──────── INFORMATION PROVIDED

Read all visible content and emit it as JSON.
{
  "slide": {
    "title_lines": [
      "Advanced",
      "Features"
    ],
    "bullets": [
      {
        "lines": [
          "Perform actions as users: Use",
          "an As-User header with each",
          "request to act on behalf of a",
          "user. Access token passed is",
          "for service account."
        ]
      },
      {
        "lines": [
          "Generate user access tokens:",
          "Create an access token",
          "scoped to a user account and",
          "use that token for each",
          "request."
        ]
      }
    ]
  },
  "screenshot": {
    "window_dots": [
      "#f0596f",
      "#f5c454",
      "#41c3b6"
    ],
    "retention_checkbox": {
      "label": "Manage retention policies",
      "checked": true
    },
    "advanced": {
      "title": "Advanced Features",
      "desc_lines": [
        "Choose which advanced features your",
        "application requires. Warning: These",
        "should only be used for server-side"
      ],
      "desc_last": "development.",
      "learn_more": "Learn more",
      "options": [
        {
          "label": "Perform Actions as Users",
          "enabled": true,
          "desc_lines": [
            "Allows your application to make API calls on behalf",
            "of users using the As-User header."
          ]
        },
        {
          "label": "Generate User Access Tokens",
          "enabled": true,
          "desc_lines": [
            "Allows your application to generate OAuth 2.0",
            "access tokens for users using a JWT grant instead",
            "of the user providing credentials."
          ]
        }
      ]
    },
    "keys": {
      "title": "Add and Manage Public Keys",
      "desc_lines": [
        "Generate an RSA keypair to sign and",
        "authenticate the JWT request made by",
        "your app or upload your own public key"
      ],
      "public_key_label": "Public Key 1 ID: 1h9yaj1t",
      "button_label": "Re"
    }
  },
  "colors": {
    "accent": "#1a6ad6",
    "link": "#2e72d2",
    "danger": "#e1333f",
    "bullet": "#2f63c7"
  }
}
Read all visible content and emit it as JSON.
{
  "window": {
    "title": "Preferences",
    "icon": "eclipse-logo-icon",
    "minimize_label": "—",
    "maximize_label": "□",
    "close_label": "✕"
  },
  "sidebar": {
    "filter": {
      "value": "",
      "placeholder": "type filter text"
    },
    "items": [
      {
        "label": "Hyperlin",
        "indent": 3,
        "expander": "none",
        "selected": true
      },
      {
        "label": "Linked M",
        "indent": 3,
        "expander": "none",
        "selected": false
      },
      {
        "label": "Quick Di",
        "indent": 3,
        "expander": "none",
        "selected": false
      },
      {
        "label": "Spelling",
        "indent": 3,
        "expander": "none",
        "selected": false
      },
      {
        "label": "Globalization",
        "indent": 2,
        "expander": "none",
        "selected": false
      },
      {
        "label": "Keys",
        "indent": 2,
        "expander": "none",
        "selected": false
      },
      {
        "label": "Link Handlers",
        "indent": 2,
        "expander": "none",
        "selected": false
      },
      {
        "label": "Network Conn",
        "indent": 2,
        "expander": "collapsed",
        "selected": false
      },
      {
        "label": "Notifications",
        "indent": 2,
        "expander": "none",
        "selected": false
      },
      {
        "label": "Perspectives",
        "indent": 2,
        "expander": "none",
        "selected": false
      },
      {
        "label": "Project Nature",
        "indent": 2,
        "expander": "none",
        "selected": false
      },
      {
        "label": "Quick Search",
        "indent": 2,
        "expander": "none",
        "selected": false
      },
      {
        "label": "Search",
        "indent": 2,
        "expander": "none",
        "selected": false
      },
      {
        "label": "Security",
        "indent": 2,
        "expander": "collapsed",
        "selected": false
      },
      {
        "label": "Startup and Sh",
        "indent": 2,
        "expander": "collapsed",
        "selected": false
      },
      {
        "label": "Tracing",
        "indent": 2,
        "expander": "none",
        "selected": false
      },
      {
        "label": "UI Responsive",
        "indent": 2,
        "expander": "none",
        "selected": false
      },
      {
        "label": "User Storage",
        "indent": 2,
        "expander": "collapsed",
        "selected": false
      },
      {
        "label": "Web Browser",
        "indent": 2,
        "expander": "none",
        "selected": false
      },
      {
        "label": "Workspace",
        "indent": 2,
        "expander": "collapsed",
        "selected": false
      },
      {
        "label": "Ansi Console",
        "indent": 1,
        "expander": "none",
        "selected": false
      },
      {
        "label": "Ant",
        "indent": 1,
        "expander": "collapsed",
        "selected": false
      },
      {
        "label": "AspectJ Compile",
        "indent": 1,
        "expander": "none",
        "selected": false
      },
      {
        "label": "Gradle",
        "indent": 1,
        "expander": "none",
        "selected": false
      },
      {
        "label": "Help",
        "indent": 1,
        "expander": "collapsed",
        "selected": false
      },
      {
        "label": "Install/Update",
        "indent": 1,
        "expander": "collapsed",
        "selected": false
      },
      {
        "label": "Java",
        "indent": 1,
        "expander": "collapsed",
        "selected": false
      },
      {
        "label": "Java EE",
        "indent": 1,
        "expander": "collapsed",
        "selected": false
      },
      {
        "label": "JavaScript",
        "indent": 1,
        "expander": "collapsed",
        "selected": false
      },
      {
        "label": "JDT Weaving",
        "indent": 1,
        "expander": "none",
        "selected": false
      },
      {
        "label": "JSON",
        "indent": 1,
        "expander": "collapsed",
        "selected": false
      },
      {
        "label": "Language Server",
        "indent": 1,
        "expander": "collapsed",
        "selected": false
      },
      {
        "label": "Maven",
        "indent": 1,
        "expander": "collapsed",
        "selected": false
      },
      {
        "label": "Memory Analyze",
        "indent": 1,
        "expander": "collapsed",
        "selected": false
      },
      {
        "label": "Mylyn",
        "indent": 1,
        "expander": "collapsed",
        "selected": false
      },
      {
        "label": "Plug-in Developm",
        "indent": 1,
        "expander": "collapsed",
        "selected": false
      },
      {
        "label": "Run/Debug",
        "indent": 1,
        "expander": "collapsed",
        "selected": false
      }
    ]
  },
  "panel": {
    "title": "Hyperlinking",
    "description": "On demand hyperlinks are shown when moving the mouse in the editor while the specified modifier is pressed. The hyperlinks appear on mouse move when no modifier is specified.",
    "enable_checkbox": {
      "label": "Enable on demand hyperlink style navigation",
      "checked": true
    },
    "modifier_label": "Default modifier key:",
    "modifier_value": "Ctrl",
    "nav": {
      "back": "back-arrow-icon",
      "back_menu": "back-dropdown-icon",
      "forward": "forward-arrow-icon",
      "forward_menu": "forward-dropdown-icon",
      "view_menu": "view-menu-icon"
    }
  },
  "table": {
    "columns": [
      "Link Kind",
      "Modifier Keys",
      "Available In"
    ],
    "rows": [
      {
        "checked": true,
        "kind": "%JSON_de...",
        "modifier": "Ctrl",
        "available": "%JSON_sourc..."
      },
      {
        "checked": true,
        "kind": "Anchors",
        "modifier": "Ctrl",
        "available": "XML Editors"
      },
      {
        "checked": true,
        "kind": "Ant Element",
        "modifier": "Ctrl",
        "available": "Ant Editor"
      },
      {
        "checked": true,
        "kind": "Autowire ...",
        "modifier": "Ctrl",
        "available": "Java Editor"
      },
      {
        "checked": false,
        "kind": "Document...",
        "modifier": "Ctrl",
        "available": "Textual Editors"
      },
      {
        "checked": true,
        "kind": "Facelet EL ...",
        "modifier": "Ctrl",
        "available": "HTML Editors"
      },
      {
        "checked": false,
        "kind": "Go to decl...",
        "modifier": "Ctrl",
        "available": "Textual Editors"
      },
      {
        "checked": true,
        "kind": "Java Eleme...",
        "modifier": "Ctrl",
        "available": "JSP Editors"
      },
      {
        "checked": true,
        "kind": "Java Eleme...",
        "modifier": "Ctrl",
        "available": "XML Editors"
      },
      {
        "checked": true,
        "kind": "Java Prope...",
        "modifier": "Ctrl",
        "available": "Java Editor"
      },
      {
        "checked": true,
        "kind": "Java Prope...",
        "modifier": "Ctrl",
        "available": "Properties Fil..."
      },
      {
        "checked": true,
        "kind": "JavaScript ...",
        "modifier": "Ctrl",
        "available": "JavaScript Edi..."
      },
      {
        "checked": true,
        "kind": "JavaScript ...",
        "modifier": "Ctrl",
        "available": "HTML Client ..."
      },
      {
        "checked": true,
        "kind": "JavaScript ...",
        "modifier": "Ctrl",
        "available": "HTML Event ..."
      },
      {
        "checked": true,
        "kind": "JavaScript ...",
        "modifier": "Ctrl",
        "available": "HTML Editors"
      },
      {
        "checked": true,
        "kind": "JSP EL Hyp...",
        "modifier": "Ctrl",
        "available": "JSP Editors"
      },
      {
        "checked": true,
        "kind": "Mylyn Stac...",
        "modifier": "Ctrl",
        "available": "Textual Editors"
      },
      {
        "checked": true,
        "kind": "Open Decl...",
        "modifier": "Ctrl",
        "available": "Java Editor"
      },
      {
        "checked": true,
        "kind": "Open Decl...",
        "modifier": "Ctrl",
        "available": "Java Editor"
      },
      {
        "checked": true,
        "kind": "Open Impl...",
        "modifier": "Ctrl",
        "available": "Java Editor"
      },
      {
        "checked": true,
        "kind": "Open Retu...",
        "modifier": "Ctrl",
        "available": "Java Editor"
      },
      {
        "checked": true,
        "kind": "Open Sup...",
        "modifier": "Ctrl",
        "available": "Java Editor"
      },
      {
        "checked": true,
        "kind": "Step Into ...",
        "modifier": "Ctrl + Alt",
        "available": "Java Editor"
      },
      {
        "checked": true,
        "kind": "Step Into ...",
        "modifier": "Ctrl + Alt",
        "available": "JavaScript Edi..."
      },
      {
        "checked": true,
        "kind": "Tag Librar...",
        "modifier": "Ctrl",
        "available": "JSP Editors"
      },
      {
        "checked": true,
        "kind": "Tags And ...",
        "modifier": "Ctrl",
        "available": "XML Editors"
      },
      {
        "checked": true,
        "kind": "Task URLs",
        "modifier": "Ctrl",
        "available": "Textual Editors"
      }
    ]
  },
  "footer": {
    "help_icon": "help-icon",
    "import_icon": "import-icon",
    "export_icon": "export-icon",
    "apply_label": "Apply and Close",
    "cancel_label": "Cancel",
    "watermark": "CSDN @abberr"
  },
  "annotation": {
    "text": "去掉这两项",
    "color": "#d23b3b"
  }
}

────────────────

TASK GOAL: Pick out every line above that holds the word "your" and copy it.

RESULT:
        "Choose which advanced features your",
            "Allows your application to make API calls on behalf",
            "Allows your application to generate OAuth 2.0",
        "your app or upload your own public key"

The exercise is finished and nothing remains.